Task requirements
Each entry has to be copied exactly, with nothing missed.

Material supplied

━━━━━━

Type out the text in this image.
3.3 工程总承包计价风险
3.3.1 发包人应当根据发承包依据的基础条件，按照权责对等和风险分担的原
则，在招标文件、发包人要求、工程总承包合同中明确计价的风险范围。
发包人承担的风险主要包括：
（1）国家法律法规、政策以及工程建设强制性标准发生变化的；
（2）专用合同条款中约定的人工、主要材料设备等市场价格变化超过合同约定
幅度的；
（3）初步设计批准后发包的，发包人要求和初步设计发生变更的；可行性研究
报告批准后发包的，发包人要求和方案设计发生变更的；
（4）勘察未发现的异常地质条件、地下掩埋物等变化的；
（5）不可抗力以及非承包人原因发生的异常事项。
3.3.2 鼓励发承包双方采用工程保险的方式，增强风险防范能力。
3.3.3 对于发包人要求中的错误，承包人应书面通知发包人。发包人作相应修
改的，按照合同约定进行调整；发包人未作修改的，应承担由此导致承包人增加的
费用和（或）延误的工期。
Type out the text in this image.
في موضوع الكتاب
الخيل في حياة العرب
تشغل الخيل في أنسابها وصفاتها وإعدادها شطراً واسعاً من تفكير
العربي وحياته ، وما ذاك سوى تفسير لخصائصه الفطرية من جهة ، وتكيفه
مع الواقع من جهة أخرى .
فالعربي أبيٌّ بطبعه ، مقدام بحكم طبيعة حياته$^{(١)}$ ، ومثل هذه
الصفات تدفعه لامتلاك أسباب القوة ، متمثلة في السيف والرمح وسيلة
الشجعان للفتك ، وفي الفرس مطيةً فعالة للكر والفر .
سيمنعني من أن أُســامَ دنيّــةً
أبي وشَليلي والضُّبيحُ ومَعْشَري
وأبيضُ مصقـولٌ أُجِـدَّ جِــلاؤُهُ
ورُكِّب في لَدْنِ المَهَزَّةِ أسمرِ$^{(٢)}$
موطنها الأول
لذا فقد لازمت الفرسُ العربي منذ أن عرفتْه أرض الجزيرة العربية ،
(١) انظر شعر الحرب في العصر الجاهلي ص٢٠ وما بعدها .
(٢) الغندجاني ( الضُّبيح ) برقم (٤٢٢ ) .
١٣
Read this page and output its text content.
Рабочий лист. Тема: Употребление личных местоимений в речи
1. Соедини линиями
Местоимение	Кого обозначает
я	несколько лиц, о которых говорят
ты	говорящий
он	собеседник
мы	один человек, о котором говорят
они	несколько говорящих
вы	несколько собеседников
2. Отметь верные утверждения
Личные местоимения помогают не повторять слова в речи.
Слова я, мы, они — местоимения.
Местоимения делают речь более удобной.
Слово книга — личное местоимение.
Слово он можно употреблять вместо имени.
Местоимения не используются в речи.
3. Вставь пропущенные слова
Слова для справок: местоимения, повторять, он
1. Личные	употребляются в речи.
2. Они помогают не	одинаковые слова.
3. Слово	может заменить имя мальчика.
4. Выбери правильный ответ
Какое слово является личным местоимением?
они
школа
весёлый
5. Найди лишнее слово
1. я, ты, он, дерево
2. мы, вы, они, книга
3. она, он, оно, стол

━━━━━━

Finished task
Type out the text in this image.
3.3 工程总承包计价风险
3.3.1 发包人应当根据发承包依据的基础条件，按照权责对等和风险分担的原
则，在招标文件、发包人要求、工程总承包合同中明确计价的风险范围。
发包人承担的风险主要包括：
（1）国家法律法规、政策以及工程建设强制性标准发生变化的；
（2）专用合同条款中约定的人工、主要材料设备等市场价格变化超过合同约定
幅度的；
（3）初步设计批准后发包的，发包人要求和初步设计发生变更的；可行性研究
报告批准后发包的，发包人要求和方案设计发生变更的；
（4）勘察未发现的异常地质条件、地下掩埋物等变化的；
（5）不可抗力以及非承包人原因发生的异常事项。
3.3.2 鼓励发承包双方采用工程保险的方式，增强风险防范能力。
3.3.3 对于发包人要求中的错误，承包人应书面通知发包人。发包人作相应修
改的，按照合同约定进行调整；发包人未作修改的，应承担由此导致承包人增加的
费用和（或）延误的工期。
Type out the text in this image.
في موضوع الكتاب
الخيل في حياة العرب
تشغل الخيل في أنسابها وصفاتها وإعدادها شطراً واسعاً من تفكير
العربي وحياته ، وما ذاك سوى تفسير لخصائصه الفطرية من جهة ، وتكيفه
مع الواقع من جهة أخرى .
فالعربي أبيٌّ بطبعه ، مقدام بحكم طبيعة حياته$^{(١)}$ ، ومثل هذه
الصفات تدفعه لامتلاك أسباب القوة ، متمثلة في السيف والرمح وسيلة
الشجعان للفتك ، وفي الفرس مطيةً فعالة للكر والفر .
سيمنعني من أن أُســامَ دنيّــةً
أبي وشَليلي والضُّبيحُ ومَعْشَري
وأبيضُ مصقـولٌ أُجِـدَّ جِــلاؤُهُ
ورُكِّب في لَدْنِ المَهَزَّةِ أسمرِ$^{(٢)}$
موطنها الأول
لذا فقد لازمت الفرسُ العربي منذ أن عرفتْه أرض الجزيرة العربية ،
(١) انظر شعر الحرب في العصر الجاهلي ص٢٠ وما بعدها .
(٢) الغندجاني ( الضُّبيح ) برقم (٤٢٢ ) .
١٣
Read this page and output its text content.
Рабочий лист. Тема: Употребление личных местоимений в речи
1. Соедини линиями
Местоимение	Кого обозначает
я	несколько лиц, о которых говорят
ты	говорящий
он	собеседник
мы	один человек, о котором говорят
они	несколько говорящих
вы	несколько собеседников
2. Отметь верные утверждения
Личные местоимения помогают не повторять слова в речи.
Слова я, мы, они — местоимения.
Местоимения делают речь более удобной.
Слово книга — личное местоимение.
Слово он можно употреблять вместо имени.
Местоимения не используются в речи.
3. Вставь пропущенные слова
Слова для справок: местоимения, повторять, он
1. Личные	употребляются в речи.
2. Они помогают не	одинаковые слова.
3. Слово	может заменить имя мальчика.
4. Выбери правильный ответ
Какое слово является личным местоимением?
они
школа
весёлый
5. Найди лишнее слово
1. я, ты, он, дерево
2. мы, вы, они, книга
3. она, он, оно, стол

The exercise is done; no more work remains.